(Records from a data source)
########################################
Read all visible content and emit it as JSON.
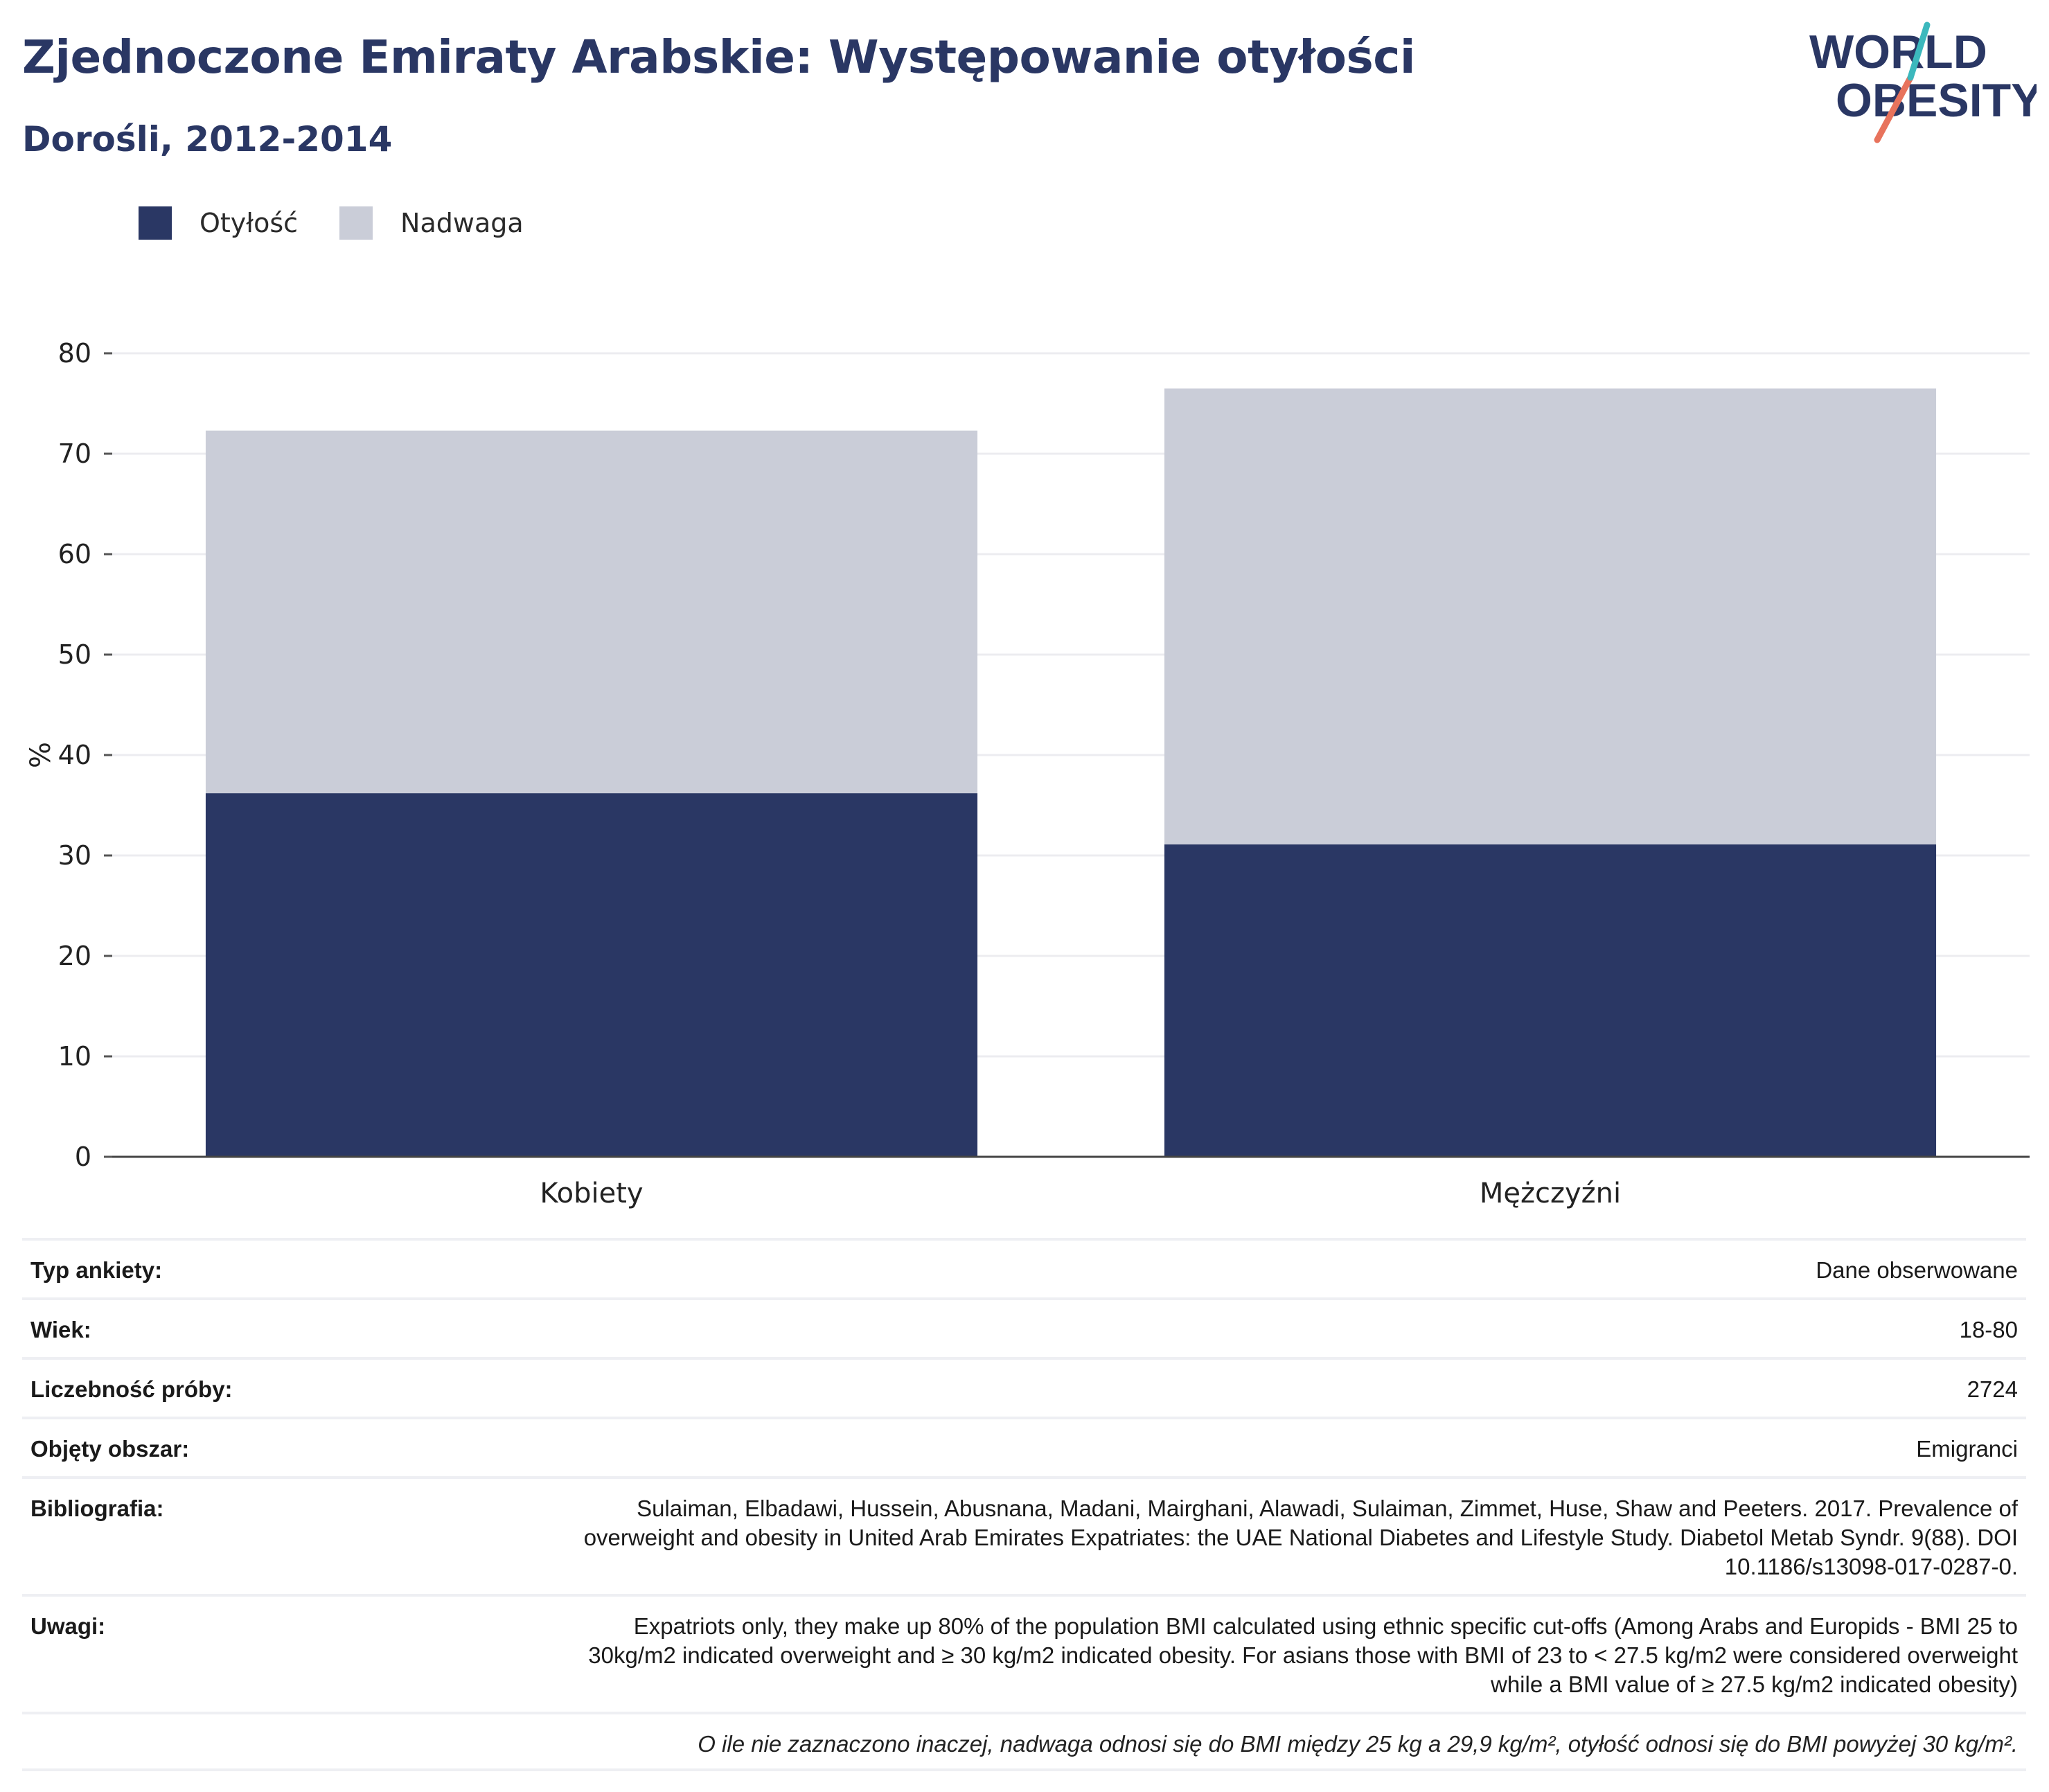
{
  "header": {
    "title": "Zjednoczone Emiraty Arabskie: Występowanie otyłości",
    "subtitle": "Dorośli, 2012-2014"
  },
  "logo": {
    "line1": "WORLD",
    "line2": "OBESITY"
  },
  "colors": {
    "obesity": "#2a3764",
    "overweight": "#cacdd8",
    "title": "#2a3764",
    "logo_teal": "#3cb8bd",
    "logo_coral": "#e8735c"
  },
  "chart_data": {
    "type": "bar",
    "stacked": true,
    "categories": [
      "Kobiety",
      "Mężczyźni"
    ],
    "series": [
      {
        "name": "Otyłość",
        "values": [
          36.2,
          31.1
        ]
      },
      {
        "name": "Nadwaga",
        "values": [
          36.1,
          45.4
        ]
      }
    ],
    "ylabel": "%",
    "ylim": [
      0,
      80
    ],
    "yticks": [
      "0",
      "10",
      "20",
      "30",
      "40",
      "50",
      "60",
      "70",
      "80"
    ],
    "grid": true,
    "legend_position": "top-left"
  },
  "info": [
    {
      "label": "Typ ankiety:",
      "value": "Dane obserwowane"
    },
    {
      "label": "Wiek:",
      "value": "18-80"
    },
    {
      "label": "Liczebność próby:",
      "value": "2724"
    },
    {
      "label": "Objęty obszar:",
      "value": "Emigranci"
    },
    {
      "label": "Bibliografia:",
      "value": "Sulaiman, Elbadawi, Hussein, Abusnana, Madani, Mairghani, Alawadi, Sulaiman, Zimmet, Huse, Shaw and Peeters. 2017. Prevalence of overweight and obesity in United Arab Emirates Expatriates: the UAE National Diabetes and Lifestyle Study. Diabetol Metab Syndr. 9(88). DOI 10.1186/s13098-017-0287-0."
    },
    {
      "label": "Uwagi:",
      "value": "Expatriots only, they make up 80% of the population BMI calculated using ethnic specific cut-offs (Among Arabs and Europids - BMI 25 to 30kg/m2 indicated overweight and ≥ 30 kg/m2 indicated obesity. For asians those with BMI of 23 to < 27.5 kg/m2 were considered overweight while a BMI value of ≥ 27.5 kg/m2 indicated obesity)"
    }
  ],
  "footnote": "O ile nie zaznaczono inaczej, nadwaga odnosi się do BMI między 25 kg a 29,9 kg/m², otyłość odnosi się do BMI powyżej 30 kg/m²."
}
########################################
__Problem statement__:
Quote all of the entries word for word, omitting any pictures.

__Reply to the task__:
Read all visible content and emit it as JSON.
{
  "header": {
    "title": "Zjednoczone Emiraty Arabskie: Występowanie otyłości",
    "subtitle": "Dorośli, 2012-2014"
  },
  "logo": {
    "line1": "WORLD",
    "line2": "OBESITY"
  },
  "colors": {
    "obesity": "#2a3764",
    "overweight": "#cacdd8",
    "title": "#2a3764",
    "logo_teal": "#3cb8bd",
    "logo_coral": "#e8735c"
  },
  "chart_data": {
    "type": "bar",
    "stacked": true,
    "categories": [
      "Kobiety",
      "Mężczyźni"
    ],
    "series": [
      {
        "name": "Otyłość",
        "values": [
          36.2,
          31.1
        ]
      },
      {
        "name": "Nadwaga",
        "values": [
          36.1,
          45.4
        ]
      }
    ],
    "ylabel": "%",
    "ylim": [
      0,
      80
    ],
    "yticks": [
      "0",
      "10",
      "20",
      "30",
      "40",
      "50",
      "60",
      "70",
      "80"
    ],
    "grid": true,
    "legend_position": "top-left"
  },
  "info": [
    {
      "label": "Typ ankiety:",
      "value": "Dane obserwowane"
    },
    {
      "label": "Wiek:",
      "value": "18-80"
    },
    {
      "label": "Liczebność próby:",
      "value": "2724"
    },
    {
      "label": "Objęty obszar:",
      "value": "Emigranci"
    },
    {
      "label": "Bibliografia:",
      "value": "Sulaiman, Elbadawi, Hussein, Abusnana, Madani, Mairghani, Alawadi, Sulaiman, Zimmet, Huse, Shaw and Peeters. 2017. Prevalence of overweight and obesity in United Arab Emirates Expatriates: the UAE National Diabetes and Lifestyle Study. Diabetol Metab Syndr. 9(88). DOI 10.1186/s13098-017-0287-0."
    },
    {
      "label": "Uwagi:",
      "value": "Expatriots only, they make up 80% of the population BMI calculated using ethnic specific cut-offs (Among Arabs and Europids - BMI 25 to 30kg/m2 indicated overweight and ≥ 30 kg/m2 indicated obesity. For asians those with BMI of 23 to < 27.5 kg/m2 were considered overweight while a BMI value of ≥ 27.5 kg/m2 indicated obesity)"
    }
  ],
  "footnote": "O ile nie zaznaczono inaczej, nadwaga odnosi się do BMI między 25 kg a 29,9 kg/m², otyłość odnosi się do BMI powyżej 30 kg/m²."
}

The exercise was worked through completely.